══ DATA ENTRIES ══
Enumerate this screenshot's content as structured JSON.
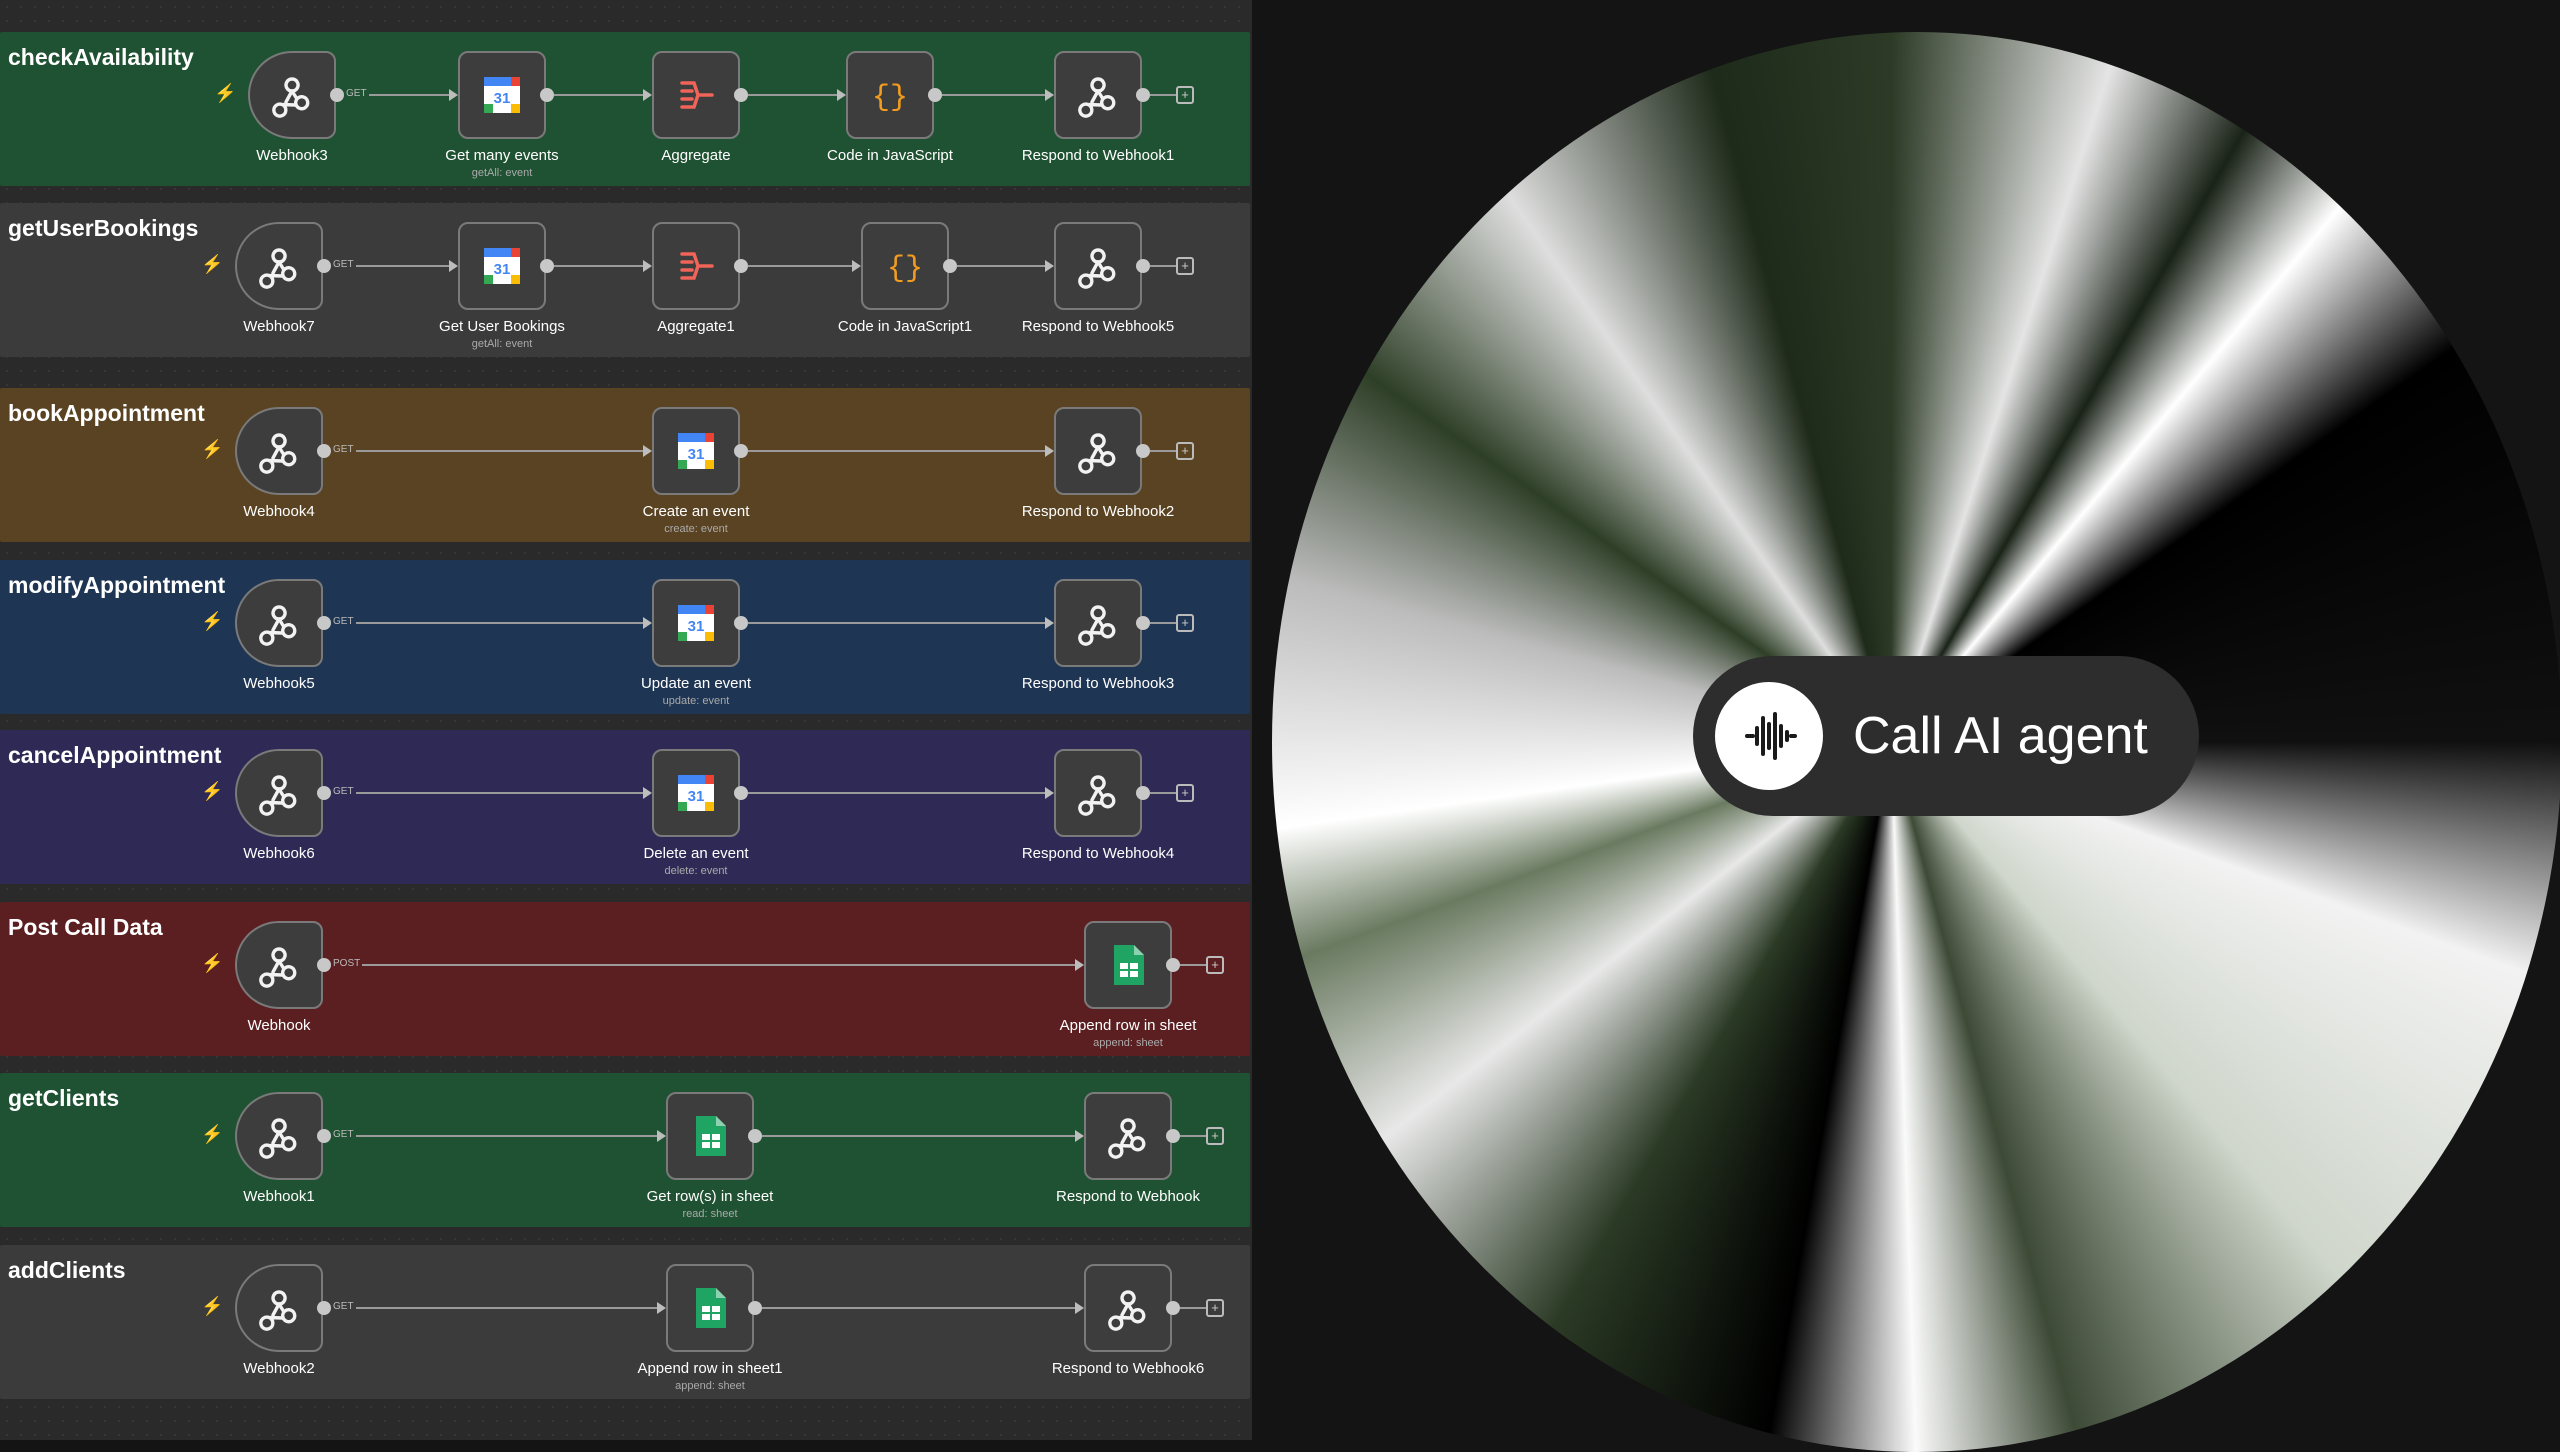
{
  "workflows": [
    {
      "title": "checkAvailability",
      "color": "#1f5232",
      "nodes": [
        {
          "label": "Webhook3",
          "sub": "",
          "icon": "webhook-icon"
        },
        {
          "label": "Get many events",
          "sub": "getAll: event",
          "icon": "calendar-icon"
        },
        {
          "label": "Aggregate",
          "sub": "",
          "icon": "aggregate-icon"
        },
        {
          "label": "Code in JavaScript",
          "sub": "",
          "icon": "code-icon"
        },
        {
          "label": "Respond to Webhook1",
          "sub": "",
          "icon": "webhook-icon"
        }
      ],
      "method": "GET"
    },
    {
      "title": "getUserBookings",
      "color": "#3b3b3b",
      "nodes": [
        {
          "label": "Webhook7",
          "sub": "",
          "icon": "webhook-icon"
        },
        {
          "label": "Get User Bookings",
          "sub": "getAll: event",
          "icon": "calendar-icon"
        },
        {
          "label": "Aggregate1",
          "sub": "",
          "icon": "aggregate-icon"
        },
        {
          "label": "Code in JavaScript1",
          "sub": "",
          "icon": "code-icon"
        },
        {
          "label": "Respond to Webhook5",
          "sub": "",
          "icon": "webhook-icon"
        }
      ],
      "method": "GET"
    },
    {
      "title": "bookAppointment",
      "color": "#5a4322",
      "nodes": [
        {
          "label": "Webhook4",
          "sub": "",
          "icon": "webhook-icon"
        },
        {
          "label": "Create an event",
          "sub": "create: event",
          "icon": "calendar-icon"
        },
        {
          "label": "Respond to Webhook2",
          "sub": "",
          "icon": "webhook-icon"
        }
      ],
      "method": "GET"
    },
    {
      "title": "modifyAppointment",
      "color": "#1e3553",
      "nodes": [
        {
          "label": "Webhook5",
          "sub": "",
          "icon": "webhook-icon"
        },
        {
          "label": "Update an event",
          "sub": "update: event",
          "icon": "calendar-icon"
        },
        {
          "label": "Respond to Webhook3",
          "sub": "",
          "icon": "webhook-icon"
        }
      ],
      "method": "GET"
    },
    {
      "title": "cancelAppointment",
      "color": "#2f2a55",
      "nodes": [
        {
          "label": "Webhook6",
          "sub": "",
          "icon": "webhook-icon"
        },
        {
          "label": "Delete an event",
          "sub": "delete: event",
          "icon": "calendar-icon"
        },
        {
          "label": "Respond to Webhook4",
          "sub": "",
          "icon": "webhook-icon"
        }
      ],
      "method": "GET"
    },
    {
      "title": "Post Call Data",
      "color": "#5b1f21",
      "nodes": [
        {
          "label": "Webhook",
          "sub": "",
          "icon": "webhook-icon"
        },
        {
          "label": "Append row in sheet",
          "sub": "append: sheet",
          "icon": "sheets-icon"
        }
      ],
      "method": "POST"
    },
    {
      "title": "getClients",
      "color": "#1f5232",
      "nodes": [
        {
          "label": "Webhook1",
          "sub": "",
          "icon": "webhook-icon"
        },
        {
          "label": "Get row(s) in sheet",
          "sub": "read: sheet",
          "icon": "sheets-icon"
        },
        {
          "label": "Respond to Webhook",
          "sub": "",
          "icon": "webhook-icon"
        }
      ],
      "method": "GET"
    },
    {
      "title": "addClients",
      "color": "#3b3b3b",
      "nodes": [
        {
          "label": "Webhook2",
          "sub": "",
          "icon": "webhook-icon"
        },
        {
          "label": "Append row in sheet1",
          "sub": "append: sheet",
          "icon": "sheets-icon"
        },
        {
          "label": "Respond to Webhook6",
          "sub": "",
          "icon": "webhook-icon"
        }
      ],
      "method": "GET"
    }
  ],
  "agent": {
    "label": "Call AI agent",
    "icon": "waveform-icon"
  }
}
═══
▸ **TASK PROMPT**
Read the data above and pull out each line that holds the string "title".

▸ **WRITTEN REPLY**
      "title": "checkAvailability",
      "title": "getUserBookings",
      "title": "bookAppointment",
      "title": "modifyAppointment",
      "title": "cancelAppointment",
      "title": "Post Call Data",
      "title": "getClients",
      "title": "addClients",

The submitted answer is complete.